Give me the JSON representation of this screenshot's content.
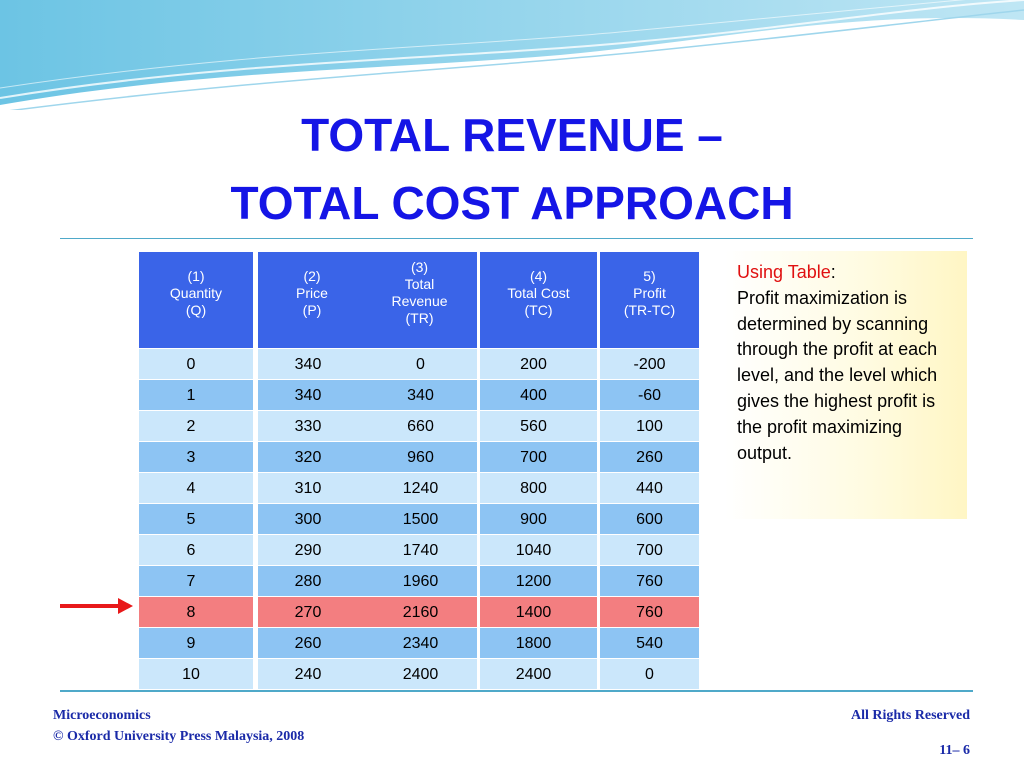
{
  "slide": {
    "title_line1": "TOTAL REVENUE –",
    "title_line2": "TOTAL COST APPROACH"
  },
  "table": {
    "headers": [
      [
        "(1)",
        "Quantity",
        "(Q)"
      ],
      [
        "(2)",
        "Price",
        "(P)"
      ],
      [
        "(3)",
        "Total",
        "Revenue",
        "(TR)"
      ],
      [
        "(4)",
        "Total Cost",
        "(TC)"
      ],
      [
        "5)",
        "Profit",
        "(TR-TC)"
      ]
    ],
    "columns": [
      [
        "0",
        "1",
        "2",
        "3",
        "4",
        "5",
        "6",
        "7",
        "8",
        "9",
        "10"
      ],
      [
        "340",
        "340",
        "330",
        "320",
        "310",
        "300",
        "290",
        "280",
        "270",
        "260",
        "240"
      ],
      [
        "0",
        "340",
        "660",
        "960",
        "1240",
        "1500",
        "1740",
        "1960",
        "2160",
        "2340",
        "2400"
      ],
      [
        "200",
        "400",
        "560",
        "700",
        "800",
        "900",
        "1040",
        "1200",
        "1400",
        "1800",
        "2400"
      ],
      [
        "-200",
        "-60",
        "100",
        "260",
        "440",
        "600",
        "700",
        "760",
        "760",
        "540",
        "0"
      ]
    ],
    "highlighted_row_index": 8,
    "colors": {
      "header": "#3a64e8",
      "row_light": "#cbe7fb",
      "row_mid": "#8dc4f3",
      "row_highlight": "#f37e80"
    }
  },
  "note": {
    "title": "Using Table",
    "colon": ":",
    "body": "Profit maximization is determined by scanning through the profit at each level, and the level which gives the highest profit is the profit maximizing output."
  },
  "indicator": {
    "icon": "red-arrow-right-icon",
    "color": "#e8191a"
  },
  "footer": {
    "left_line1": "Microeconomics",
    "left_line2": "© Oxford University Press Malaysia, 2008",
    "right_line1": "All Rights Reserved",
    "page": "11– 6"
  },
  "theme": {
    "title_color": "#1515e6",
    "footer_color": "#1a2aa8",
    "accent_line": "#4fa9c9"
  }
}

• [GOAL OF THE EXERCISE]:
Give the count of lines that hold the word "Profit", with nothing added.

• [THE SOLUTION]:
2